- _DATA ROWS_:
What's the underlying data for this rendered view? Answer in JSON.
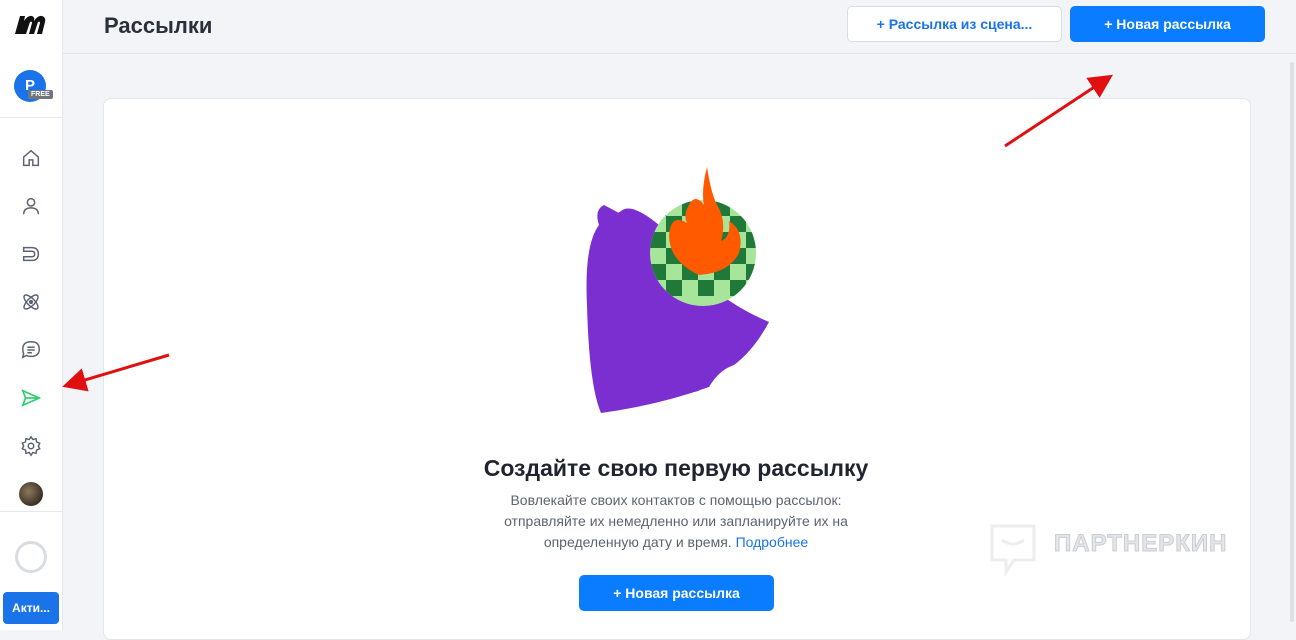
{
  "app": {
    "logo_icon": "manychat-logo-icon",
    "avatar_initial": "P",
    "plan_badge": "FREE",
    "activate_label": "Акти..."
  },
  "header": {
    "title": "Рассылки",
    "scenario_button": "+ Рассылка из сцена...",
    "new_button": "+ Новая рассылка"
  },
  "sidebar": {
    "items": [
      {
        "name": "home",
        "icon": "home-icon"
      },
      {
        "name": "contacts",
        "icon": "user-icon"
      },
      {
        "name": "automation",
        "icon": "magnet-icon"
      },
      {
        "name": "integrations",
        "icon": "atom-icon"
      },
      {
        "name": "live-chat",
        "icon": "chat-icon"
      },
      {
        "name": "broadcasts",
        "icon": "send-icon",
        "active": true
      },
      {
        "name": "settings",
        "icon": "gear-icon"
      }
    ]
  },
  "empty_state": {
    "title": "Создайте свою первую рассылку",
    "desc_line1": "Вовлекайте своих контактов с помощью рассылок:",
    "desc_line2": "отправляйте их немедленно или запланируйте их на",
    "desc_line3": "определенную дату и время.",
    "learn_more": "Подробнее",
    "button": "+ Новая рассылка"
  },
  "watermark": {
    "text": "ПАРТНЕРКИН"
  },
  "colors": {
    "accent": "#0a7cff",
    "active_nav": "#2ecc71",
    "bell": "#7b2fd0",
    "flame": "#ff5a00",
    "arrow": "#e01010"
  }
}
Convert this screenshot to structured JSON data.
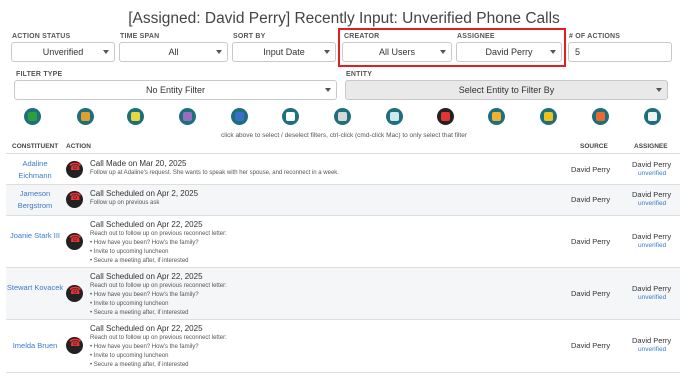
{
  "title": "[Assigned: David Perry] Recently Input: Unverified Phone Calls",
  "filters": {
    "action_status": {
      "label": "ACTION STATUS",
      "value": "Unverified"
    },
    "time_span": {
      "label": "TIME SPAN",
      "value": "All"
    },
    "sort_by": {
      "label": "SORT BY",
      "value": "Input Date"
    },
    "creator": {
      "label": "CREATOR",
      "value": "All Users"
    },
    "assignee": {
      "label": "ASSIGNEE",
      "value": "David Perry"
    },
    "num_actions": {
      "label": "# OF ACTIONS",
      "value": "5"
    },
    "filter_type": {
      "label": "FILTER TYPE",
      "value": "No Entity Filter"
    },
    "entity": {
      "label": "ENTITY",
      "value": "Select Entity to Filter By"
    }
  },
  "icon_bar": {
    "icons": [
      {
        "name": "green-square-icon",
        "color": "#2e9e3e"
      },
      {
        "name": "money-icon",
        "color": "#e0a030"
      },
      {
        "name": "ticket-icon",
        "color": "#e8d840"
      },
      {
        "name": "purple-square-icon",
        "color": "#9a6cc0"
      },
      {
        "name": "pencil-icon",
        "color": "#3a6ec8"
      },
      {
        "name": "paper-plane-icon",
        "color": "#ffffff"
      },
      {
        "name": "building-icon",
        "color": "#d8d8d8"
      },
      {
        "name": "globe-icon",
        "color": "#cfe8f0"
      },
      {
        "name": "phone-icon",
        "color": "#e33333"
      },
      {
        "name": "chat-icon",
        "color": "#f0b030"
      },
      {
        "name": "people-icon",
        "color": "#f0c020"
      },
      {
        "name": "arrow-icon",
        "color": "#e86a30"
      },
      {
        "name": "document-icon",
        "color": "#f0f0f0"
      }
    ],
    "hint": "click above to select / deselect filters, ctrl-click (cmd-click Mac) to only select that filter"
  },
  "table": {
    "headers": {
      "constituent": "CONSTITUENT",
      "action": "ACTION",
      "source": "SOURCE",
      "assignee": "ASSIGNEE"
    },
    "rows": [
      {
        "constituent": "Adaline Eichmann",
        "title": "Call Made on Mar 20, 2025",
        "lines": [
          "Follow up at Adaline's request. She wants to speak with her spouse, and reconnect in a week."
        ],
        "source": "David Perry",
        "assignee": "David Perry",
        "status": "unverified"
      },
      {
        "constituent": "Jameson Bergstrom",
        "title": "Call Scheduled on Apr 2, 2025",
        "lines": [
          "Follow up on previous ask"
        ],
        "source": "David Perry",
        "assignee": "David Perry",
        "status": "unverified"
      },
      {
        "constituent": "Joanie Stark III",
        "title": "Call Scheduled on Apr 22, 2025",
        "lines": [
          "Reach out to follow up on previous reconnect letter:",
          "• How have you been? How's the family?",
          "• Invite to upcoming luncheon",
          "• Secure a meeting after, if interested"
        ],
        "source": "David Perry",
        "assignee": "David Perry",
        "status": "unverified"
      },
      {
        "constituent": "Stewart Kovacek",
        "title": "Call Scheduled on Apr 22, 2025",
        "lines": [
          "Reach out to follow up on previous reconnect letter:",
          "• How have you been? How's the family?",
          "• Invite to upcoming luncheon",
          "• Secure a meeting after, if interested"
        ],
        "source": "David Perry",
        "assignee": "David Perry",
        "status": "unverified"
      },
      {
        "constituent": "Imelda Bruen",
        "title": "Call Scheduled on Apr 22, 2025",
        "lines": [
          "Reach out to follow up on previous reconnect letter:",
          "• How have you been? How's the family?",
          "• Invite to upcoming luncheon",
          "• Secure a meeting after, if interested"
        ],
        "source": "David Perry",
        "assignee": "David Perry",
        "status": "unverified"
      }
    ]
  }
}
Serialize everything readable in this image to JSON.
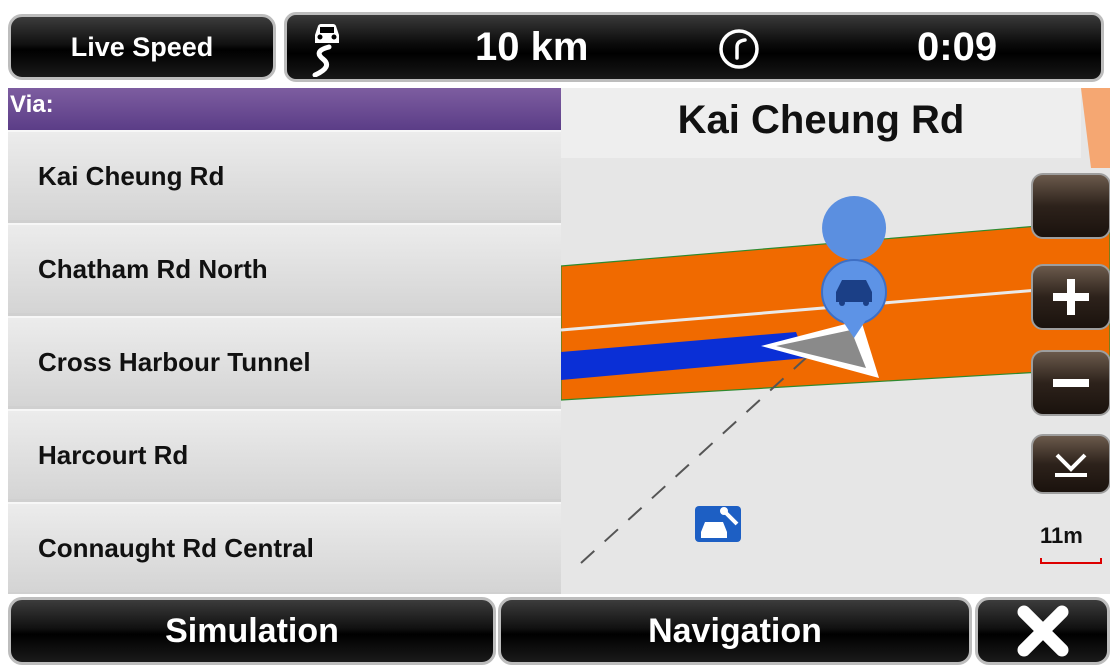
{
  "top_bar": {
    "live_speed_label": "Live Speed",
    "distance": "10 km",
    "time": "0:09"
  },
  "route_panel": {
    "header": "Via:",
    "items": [
      "Kai Cheung Rd",
      "Chatham Rd North",
      "Cross Harbour Tunnel",
      "Harcourt Rd",
      "Connaught Rd Central"
    ]
  },
  "map": {
    "current_street": "Kai Cheung Rd",
    "scale_label": "11m",
    "road_color": "#f06a00",
    "route_color": "#0a2fd6",
    "poi_icon": "car-repair-icon",
    "vehicle_icon": "car-marker-icon"
  },
  "bottom_bar": {
    "simulation_label": "Simulation",
    "navigation_label": "Navigation",
    "close_icon": "close-icon"
  }
}
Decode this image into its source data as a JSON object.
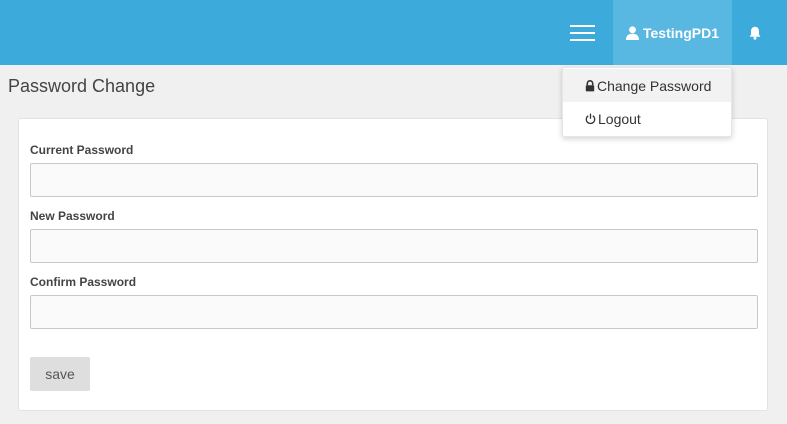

- _YOUR OBJECTIVE_: Copy each line that holds the word "Cheung".

- _EXERCISE SOLUTION_:
      "Kai Cheung Rd",
    "current_street": "Kai Cheung Rd",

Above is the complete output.